--- begin Record extracts ---

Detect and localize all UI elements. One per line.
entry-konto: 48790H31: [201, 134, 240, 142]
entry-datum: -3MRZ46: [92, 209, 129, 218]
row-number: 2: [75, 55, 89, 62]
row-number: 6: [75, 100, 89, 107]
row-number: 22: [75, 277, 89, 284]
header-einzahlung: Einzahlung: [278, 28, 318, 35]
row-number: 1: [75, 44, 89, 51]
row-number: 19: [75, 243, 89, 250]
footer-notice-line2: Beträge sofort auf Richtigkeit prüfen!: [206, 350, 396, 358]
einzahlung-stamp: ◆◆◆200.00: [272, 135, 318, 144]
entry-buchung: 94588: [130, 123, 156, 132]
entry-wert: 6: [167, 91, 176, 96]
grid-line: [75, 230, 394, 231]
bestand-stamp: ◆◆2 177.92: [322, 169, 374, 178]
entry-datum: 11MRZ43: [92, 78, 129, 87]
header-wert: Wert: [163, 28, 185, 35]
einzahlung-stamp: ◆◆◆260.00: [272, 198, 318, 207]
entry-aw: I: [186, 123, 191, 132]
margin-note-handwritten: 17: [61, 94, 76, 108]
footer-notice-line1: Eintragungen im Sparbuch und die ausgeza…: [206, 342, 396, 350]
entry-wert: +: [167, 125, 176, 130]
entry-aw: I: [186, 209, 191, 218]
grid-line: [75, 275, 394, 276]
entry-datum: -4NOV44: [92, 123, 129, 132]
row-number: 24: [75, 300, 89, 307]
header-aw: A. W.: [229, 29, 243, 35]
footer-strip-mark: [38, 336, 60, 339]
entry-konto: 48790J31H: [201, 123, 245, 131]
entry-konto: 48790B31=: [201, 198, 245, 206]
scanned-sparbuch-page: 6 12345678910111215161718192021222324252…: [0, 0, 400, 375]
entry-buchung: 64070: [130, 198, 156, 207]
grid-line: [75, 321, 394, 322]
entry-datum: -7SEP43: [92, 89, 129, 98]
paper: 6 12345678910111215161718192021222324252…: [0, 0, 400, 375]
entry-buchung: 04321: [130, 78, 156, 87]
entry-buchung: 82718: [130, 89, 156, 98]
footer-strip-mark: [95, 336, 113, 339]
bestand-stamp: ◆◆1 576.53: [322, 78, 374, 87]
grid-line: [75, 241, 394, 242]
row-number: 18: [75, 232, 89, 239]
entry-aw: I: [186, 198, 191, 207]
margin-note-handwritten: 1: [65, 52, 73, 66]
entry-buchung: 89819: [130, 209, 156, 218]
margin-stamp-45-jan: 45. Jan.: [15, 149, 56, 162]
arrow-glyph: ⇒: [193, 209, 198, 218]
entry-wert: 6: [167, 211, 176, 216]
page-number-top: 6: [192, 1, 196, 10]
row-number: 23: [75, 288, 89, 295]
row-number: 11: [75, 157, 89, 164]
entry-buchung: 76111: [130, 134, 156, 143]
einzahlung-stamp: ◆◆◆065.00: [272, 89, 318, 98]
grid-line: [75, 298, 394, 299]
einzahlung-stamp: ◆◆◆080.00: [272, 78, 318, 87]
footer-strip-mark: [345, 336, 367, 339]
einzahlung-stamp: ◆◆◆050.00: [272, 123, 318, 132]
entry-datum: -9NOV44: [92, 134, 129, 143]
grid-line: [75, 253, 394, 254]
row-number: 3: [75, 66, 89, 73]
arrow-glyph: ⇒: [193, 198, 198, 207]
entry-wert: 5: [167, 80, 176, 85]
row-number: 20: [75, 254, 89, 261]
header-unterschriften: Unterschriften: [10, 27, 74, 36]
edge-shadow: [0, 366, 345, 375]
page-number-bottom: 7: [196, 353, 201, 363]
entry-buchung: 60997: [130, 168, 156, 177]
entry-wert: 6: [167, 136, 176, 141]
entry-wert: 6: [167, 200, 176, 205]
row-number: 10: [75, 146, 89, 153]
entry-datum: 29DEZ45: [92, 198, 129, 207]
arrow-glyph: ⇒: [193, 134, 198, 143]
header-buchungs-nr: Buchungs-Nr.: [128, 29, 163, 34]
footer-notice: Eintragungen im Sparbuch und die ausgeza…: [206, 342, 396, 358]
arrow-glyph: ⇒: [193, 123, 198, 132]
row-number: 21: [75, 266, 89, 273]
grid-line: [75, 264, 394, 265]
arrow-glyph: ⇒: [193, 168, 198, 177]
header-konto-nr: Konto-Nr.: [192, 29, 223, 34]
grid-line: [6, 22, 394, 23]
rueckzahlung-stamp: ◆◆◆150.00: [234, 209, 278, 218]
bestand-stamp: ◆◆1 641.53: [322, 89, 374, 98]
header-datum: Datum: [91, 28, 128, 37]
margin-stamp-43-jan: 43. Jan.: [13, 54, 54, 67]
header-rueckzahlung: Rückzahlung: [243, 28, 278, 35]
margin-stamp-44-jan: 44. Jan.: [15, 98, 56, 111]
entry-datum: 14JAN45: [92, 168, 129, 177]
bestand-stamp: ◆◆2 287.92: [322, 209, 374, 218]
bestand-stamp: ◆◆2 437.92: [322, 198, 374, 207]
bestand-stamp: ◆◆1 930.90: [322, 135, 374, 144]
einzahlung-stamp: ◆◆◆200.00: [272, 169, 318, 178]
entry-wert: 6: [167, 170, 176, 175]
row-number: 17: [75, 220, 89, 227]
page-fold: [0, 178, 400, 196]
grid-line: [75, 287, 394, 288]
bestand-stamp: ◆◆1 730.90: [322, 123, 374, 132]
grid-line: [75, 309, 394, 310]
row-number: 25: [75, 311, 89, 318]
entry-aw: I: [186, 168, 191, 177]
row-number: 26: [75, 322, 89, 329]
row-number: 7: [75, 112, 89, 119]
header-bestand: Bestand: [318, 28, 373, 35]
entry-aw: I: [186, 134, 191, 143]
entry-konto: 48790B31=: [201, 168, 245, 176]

--- end Record extracts ---

Directions for this task> Format every line of the material above as a numbered list, omitting blank lines.

Reply>
1. Detect and localize all UI elements. One per line.
2. entry-konto: 48790H31: [201, 134, 240, 142]
3. entry-datum: -3MRZ46: [92, 209, 129, 218]
4. row-number: 2: [75, 55, 89, 62]
5. row-number: 6: [75, 100, 89, 107]
6. row-number: 22: [75, 277, 89, 284]
7. header-einzahlung: Einzahlung: [278, 28, 318, 35]
8. row-number: 1: [75, 44, 89, 51]
9. row-number: 19: [75, 243, 89, 250]
10. footer-notice-line2: Beträge sofort auf Richtigkeit prüfen!: [206, 350, 396, 358]
11. einzahlung-stamp: ◆◆◆200.00: [272, 135, 318, 144]
12. entry-buchung: 94588: [130, 123, 156, 132]
13. entry-wert: 6: [167, 91, 176, 96]
14. grid-line: [75, 230, 394, 231]
15. bestand-stamp: ◆◆2 177.92: [322, 169, 374, 178]
16. entry-datum: 11MRZ43: [92, 78, 129, 87]
17. header-wert: Wert: [163, 28, 185, 35]
18. einzahlung-stamp: ◆◆◆260.00: [272, 198, 318, 207]
19. entry-aw: I: [186, 123, 191, 132]
20. margin-note-handwritten: 17: [61, 94, 76, 108]
21. footer-notice-line1: Eintragungen im Sparbuch und die ausgeza…: [206, 342, 396, 350]
22. entry-wert: +: [167, 125, 176, 130]
23. entry-aw: I: [186, 209, 191, 218]
24. grid-line: [75, 275, 394, 276]
25. entry-datum: -4NOV44: [92, 123, 129, 132]
26. row-number: 24: [75, 300, 89, 307]
27. header-aw: A. W.: [229, 29, 243, 35]
28. footer-strip-mark: [38, 336, 60, 339]
29. entry-konto: 48790J31H: [201, 123, 245, 131]
30. entry-konto: 48790B31=: [201, 198, 245, 206]
31. scanned-sparbuch-page: 6 12345678910111215161718192021222324252…: [0, 0, 400, 375]
32. entry-buchung: 64070: [130, 198, 156, 207]
33. grid-line: [75, 321, 394, 322]
34. entry-datum: -7SEP43: [92, 89, 129, 98]
35. paper: 6 12345678910111215161718192021222324252…: [0, 0, 400, 375]
36. entry-buchung: 04321: [130, 78, 156, 87]
37. entry-buchung: 82718: [130, 89, 156, 98]
38. footer-strip-mark: [95, 336, 113, 339]
39. bestand-stamp: ◆◆1 576.53: [322, 78, 374, 87]
40. grid-line: [75, 241, 394, 242]
41. row-number: 18: [75, 232, 89, 239]
42. entry-aw: I: [186, 198, 191, 207]
43. margin-note-handwritten: 1: [65, 52, 73, 66]
44. entry-buchung: 89819: [130, 209, 156, 218]
45. margin-stamp-45-jan: 45. Jan.: [15, 149, 56, 162]
46. arrow-glyph: ⇒: [193, 209, 198, 218]
47. entry-wert: 6: [167, 211, 176, 216]
48. page-number-top: 6: [192, 1, 196, 10]
49. row-number: 23: [75, 288, 89, 295]
50. row-number: 11: [75, 157, 89, 164]
51. entry-buchung: 76111: [130, 134, 156, 143]
52. einzahlung-stamp: ◆◆◆065.00: [272, 89, 318, 98]
53. grid-line: [75, 298, 394, 299]
54. einzahlung-stamp: ◆◆◆080.00: [272, 78, 318, 87]
55. footer-strip-mark: [345, 336, 367, 339]
56. einzahlung-stamp: ◆◆◆050.00: [272, 123, 318, 132]
57. entry-datum: -9NOV44: [92, 134, 129, 143]
58. grid-line: [75, 253, 394, 254]
59. row-number: 3: [75, 66, 89, 73]
60. arrow-glyph: ⇒: [193, 198, 198, 207]
61. entry-wert: 5: [167, 80, 176, 85]
62. row-number: 20: [75, 254, 89, 261]
63. header-unterschriften: Unterschriften: [10, 27, 74, 36]
64. edge-shadow: [0, 366, 345, 375]
65. page-number-bottom: 7: [196, 353, 201, 363]
66. entry-buchung: 60997: [130, 168, 156, 177]
67. entry-wert: 6: [167, 136, 176, 141]
68. entry-wert: 6: [167, 200, 176, 205]
69. row-number: 10: [75, 146, 89, 153]
70. entry-datum: 29DEZ45: [92, 198, 129, 207]
71. arrow-glyph: ⇒: [193, 134, 198, 143]
72. header-buchungs-nr: Buchungs-Nr.: [128, 29, 163, 34]
73. footer-notice: Eintragungen im Sparbuch und die ausgeza…: [206, 342, 396, 358]
74. arrow-glyph: ⇒: [193, 123, 198, 132]
75. row-number: 21: [75, 266, 89, 273]
76. grid-line: [75, 264, 394, 265]
77. arrow-glyph: ⇒: [193, 168, 198, 177]
78. header-konto-nr: Konto-Nr.: [192, 29, 223, 34]
79. grid-line: [6, 22, 394, 23]
80. rueckzahlung-stamp: ◆◆◆150.00: [234, 209, 278, 218]
81. bestand-stamp: ◆◆1 641.53: [322, 89, 374, 98]
82. header-datum: Datum: [91, 28, 128, 37]
83. margin-stamp-43-jan: 43. Jan.: [13, 54, 54, 67]
84. header-rueckzahlung: Rückzahlung: [243, 28, 278, 35]
85. margin-stamp-44-jan: 44. Jan.: [15, 98, 56, 111]
86. entry-datum: 14JAN45: [92, 168, 129, 177]
87. bestand-stamp: ◆◆2 287.92: [322, 209, 374, 218]
88. bestand-stamp: ◆◆2 437.92: [322, 198, 374, 207]
89. bestand-stamp: ◆◆1 930.90: [322, 135, 374, 144]
90. einzahlung-stamp: ◆◆◆200.00: [272, 169, 318, 178]
91. entry-wert: 6: [167, 170, 176, 175]
92. row-number: 17: [75, 220, 89, 227]
93. page-fold: [0, 178, 400, 196]
94. grid-line: [75, 287, 394, 288]
95. bestand-stamp: ◆◆1 730.90: [322, 123, 374, 132]
96. grid-line: [75, 309, 394, 310]
97. row-number: 25: [75, 311, 89, 318]
98. entry-aw: I: [186, 168, 191, 177]
99. row-number: 26: [75, 322, 89, 329]
100. row-number: 7: [75, 112, 89, 119]
101. header-bestand: Bestand: [318, 28, 373, 35]
102. entry-aw: I: [186, 134, 191, 143]
103. entry-konto: 48790B31=: [201, 168, 245, 176]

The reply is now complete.